▸ **PASSAGE CHOISI**
Au
XVIIe siècle, des services aujourd’hui bien distincts étaient confondus.
L’artillerie ne formait pas une arme spéciale. On traitait à forfait avec de
véritables entrepreneurs pour le service des batteries. Le titre d’officier
d’artillerie n’éveillait pas plus d’idée militaire que celui d’officier de
justice. Tout ingénieur était forcément doublé d’un artilleur : il devait
aussi s’occuper de la portée des armes. Vauban gémissait, non sans raison,
sur le manque d’uniformité des calibres. Il serait donc surprenant de le voir
se renfermer dans la spécialité des seules fortifications. Il s’occupe aussi
du matériel, du personnel de l’artillerie, de l’organisation si désirable d
un corps du génie. Là encore il est en communion d’idées avec Louvois, et le
ministre n’adopte aucune mesure sans avoir consulté son ami. Une des
questions qui occupa le plus les gens du métier sous Te règne de Louis XIV
fut celle de la substitution du fusil au mousquet. Le
mousquet était l’ancienne arquebuse fort améliorée, mais restait encore un
instrument très imparfait. Le soldat, après avoir chargé son arme, la
déposait à côté de lui, tirait de sa poche une mèche et un briquet, battait
une pierre à fusil jusqu’à ce qu’une étincelle complaisante mit le feu à la mèche, fixait alors cette dernière à un
serpentin de façon à ce que l’extrémité inférieure plongeât dans la poudre du
bassinet, puis demeurait en joue jusqu’au moment où la mèche communiquait le
feu à cette poudre. C’était parfois fort long et toujours très incommode. Un
perfectionnement important fut trouvé vers l’époque de la mort de Mazarin. La
pierre à fusil fut emprisonnée entre deux pièces métalliques reliées à une
troisième et simulant vaguement la gueule d’un chien. Ce chien, poussé par un
ressort, s’abattait brusquement sur un briquet fixé solidement dans le
voisinage immédiat du bassinet ou réservoir à poudre. Celle-ci était
enflammée par une des nombreuses étincelles que déterminait le choc du fusil[1] sur le briquet. L’arme prit ce
nom de fusil. On la voyait encore, il y a trente ans, entre les mains de
certaines compagnies de sapeurs-pompiers dans les villages. Ce n’était sans
doute pas encore la perfection, mais c’était au moins un progrès notable.

▸ **LIGNES EXTRAITES**
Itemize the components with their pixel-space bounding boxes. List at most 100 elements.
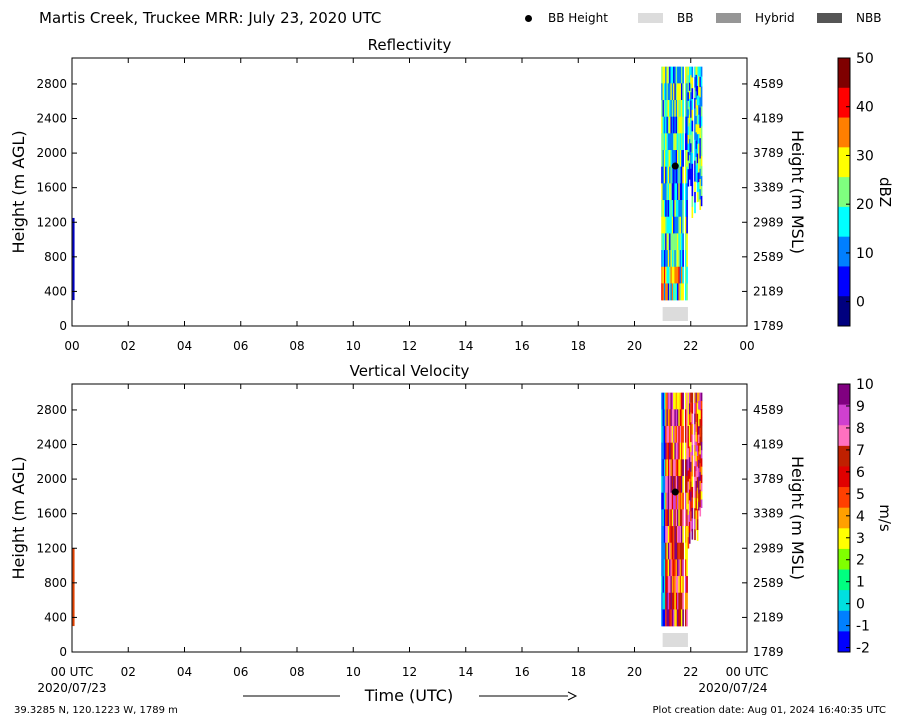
data-cell bbox=[669, 83, 671, 101]
bb-height-point bbox=[671, 162, 679, 170]
data-cell bbox=[678, 492, 680, 510]
data-cell bbox=[678, 559, 680, 577]
data-cell bbox=[663, 200, 666, 217]
data-cell bbox=[675, 166, 678, 184]
data-cell bbox=[694, 529, 696, 541]
data-cell bbox=[663, 576, 666, 594]
y-tick-label: 800 bbox=[44, 576, 67, 590]
data-cell bbox=[671, 283, 674, 301]
data-cell bbox=[698, 191, 700, 202]
data-cell bbox=[696, 392, 699, 404]
data-cell bbox=[677, 509, 679, 527]
location-note: 39.3285 N, 120.1223 W, 1789 m bbox=[14, 705, 178, 716]
data-cell bbox=[667, 266, 670, 284]
data-cell bbox=[682, 442, 684, 460]
data-cell bbox=[663, 442, 666, 460]
data-cell bbox=[691, 120, 694, 132]
data-cell bbox=[695, 510, 698, 521]
x-tick-label: 06 bbox=[233, 339, 248, 353]
data-cell bbox=[674, 459, 677, 477]
legend-swatch bbox=[638, 13, 663, 23]
data-cell bbox=[674, 425, 677, 443]
colorbar-band bbox=[838, 528, 850, 550]
data-cell bbox=[684, 476, 687, 493]
data-cell bbox=[669, 492, 671, 510]
data-cell bbox=[694, 139, 696, 151]
data-cell bbox=[661, 442, 663, 460]
data-cell bbox=[700, 433, 703, 443]
data-cell bbox=[700, 409, 703, 418]
data-cell bbox=[694, 508, 696, 520]
data-cell bbox=[694, 87, 696, 99]
y-tick-label: 800 bbox=[44, 250, 67, 264]
data-cell bbox=[682, 183, 684, 201]
data-cell bbox=[673, 509, 675, 527]
data-cell bbox=[670, 526, 673, 543]
data-cell bbox=[679, 83, 682, 101]
data-cell bbox=[663, 492, 666, 510]
data-cell bbox=[669, 216, 671, 234]
data-cell bbox=[696, 477, 699, 489]
data-cell bbox=[666, 476, 669, 493]
data-cell bbox=[694, 66, 696, 78]
data-cell bbox=[686, 442, 688, 460]
data-cell bbox=[700, 66, 703, 77]
data-cell bbox=[680, 133, 683, 151]
data-cell bbox=[679, 442, 682, 460]
data-cell bbox=[680, 116, 683, 134]
data-cell bbox=[694, 487, 696, 499]
data-cell bbox=[679, 576, 682, 594]
data-cell bbox=[680, 609, 683, 627]
legend-label: BB Height bbox=[548, 11, 608, 25]
data-cell bbox=[687, 492, 690, 505]
y-tick-label: 2000 bbox=[36, 472, 67, 486]
legend-item: BB Height bbox=[520, 11, 608, 25]
data-cell bbox=[696, 95, 699, 106]
data-cell bbox=[674, 133, 677, 151]
data-cell bbox=[682, 509, 684, 527]
data-cell bbox=[673, 233, 675, 251]
data-cell bbox=[669, 283, 671, 301]
y-axis-label-right: Height (m MSL) bbox=[788, 456, 807, 580]
data-cell bbox=[696, 124, 699, 135]
data-cell bbox=[662, 200, 665, 217]
data-cell bbox=[669, 250, 671, 268]
data-cell bbox=[682, 200, 684, 217]
colorbar-tick-label: -2 bbox=[856, 641, 870, 657]
data-cell bbox=[673, 409, 675, 427]
data-cell bbox=[679, 216, 682, 234]
data-cell bbox=[671, 542, 674, 560]
data-cell bbox=[673, 250, 675, 268]
data-cell bbox=[688, 155, 691, 164]
data-cell bbox=[690, 66, 692, 76]
data-cell bbox=[675, 183, 678, 201]
data-cell bbox=[675, 459, 678, 477]
data-cell bbox=[696, 529, 699, 541]
data-cell bbox=[694, 97, 696, 109]
y-tick-label-right: 3789 bbox=[753, 146, 784, 160]
data-cell bbox=[663, 250, 666, 268]
data-cell bbox=[662, 442, 665, 460]
data-cell bbox=[671, 200, 674, 217]
data-cell bbox=[677, 425, 679, 443]
data-cell bbox=[678, 425, 680, 443]
x-date-left: 2020/07/23 bbox=[37, 681, 106, 695]
x-axis-label: Time (UTC) bbox=[364, 686, 453, 705]
data-cell bbox=[699, 148, 702, 159]
data-cell bbox=[667, 559, 670, 577]
colorbar: -2 -1 0 1 2 3 4 5 6 7 8 9 10 m/s bbox=[837, 377, 894, 657]
data-cell bbox=[698, 162, 700, 173]
data-cell bbox=[666, 392, 669, 410]
data-cell bbox=[691, 455, 694, 467]
data-cell bbox=[687, 83, 690, 93]
data-cell bbox=[679, 166, 682, 184]
data-cell bbox=[677, 609, 679, 627]
legend-item: BB bbox=[638, 11, 693, 25]
data-cell bbox=[682, 526, 684, 543]
data-cell bbox=[687, 177, 690, 187]
data-cell bbox=[675, 476, 678, 493]
data-cell bbox=[686, 133, 688, 151]
data-cell bbox=[667, 216, 670, 234]
data-cell bbox=[698, 417, 700, 427]
data-cell bbox=[661, 509, 663, 527]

▸ **VOS TÂCHES**
[a] D'après le texte sur Vauban et l'armement, vers quelle époque le perfectionnement important du mousquet fut-il trouvé ?
[b] Poursuivez le texte sur Vauban et l'armement après sa dernière phrase.

▸ **RÉPONSES PAR TÂCHE**
[a] Vers l'époque de la mort de Mazarin.

[b]
Pourtant la nouvelle invention ne fut reçue en France qu’avec défiance.
Tandis que l’étranger adoptait le fusil avec enthousiasme et donnait ainsi à
son infanterie un tir bien supérieur au nôtre[2], le mousquet gardait encore
chez nous des partisans déterminés. Le roi était au nombre de ceux-là. Il
n’aimait pas les innovations. Vauban imagina alors une arme qui fut à la fois
mousquet et fusil : elle était munie du chien, mais gardait toujours le serpentin.
Si l’étincelle passait à côté de la poudre du bassinet sans l’enflammer, la
mèche faisait alors son office. C’était une tentative de conciliation, mais
condamnée à l’avance. Le soldat s’embrouillait dans ce mécanisme compliqué. Le
fusil fut admis dans l’armée française, mais partiellement, à titre d’essai.
Ce fut en 1694, après la cruelle expérience que fit à ses dépens l’infanterie
française décimée par les fusils anglais à la bataille de Steinkerque, que
les préventions du roi tombèrent. Encore faut-il aller jusqu’en 1703 pour
voir disparaitre le dernier mousquet. Le
fusil, comme le mousquet, avait le grave inconvénient de n’être qu’une arme
de jet. Le mousquetaire ou le fusilier devenaient inutiles quand on
s’abordait de près. Le rôle principal passait ensuite aux piquiers, qui jusqu’alors
étaient restés exposés aux coups sans pouvoir les rendre. Toute compagnie
comprenait donc des mousquetaires et des piquiers, mais une moitié de
l’effectif demeurait toujours inutile pendant que l’autre combattait.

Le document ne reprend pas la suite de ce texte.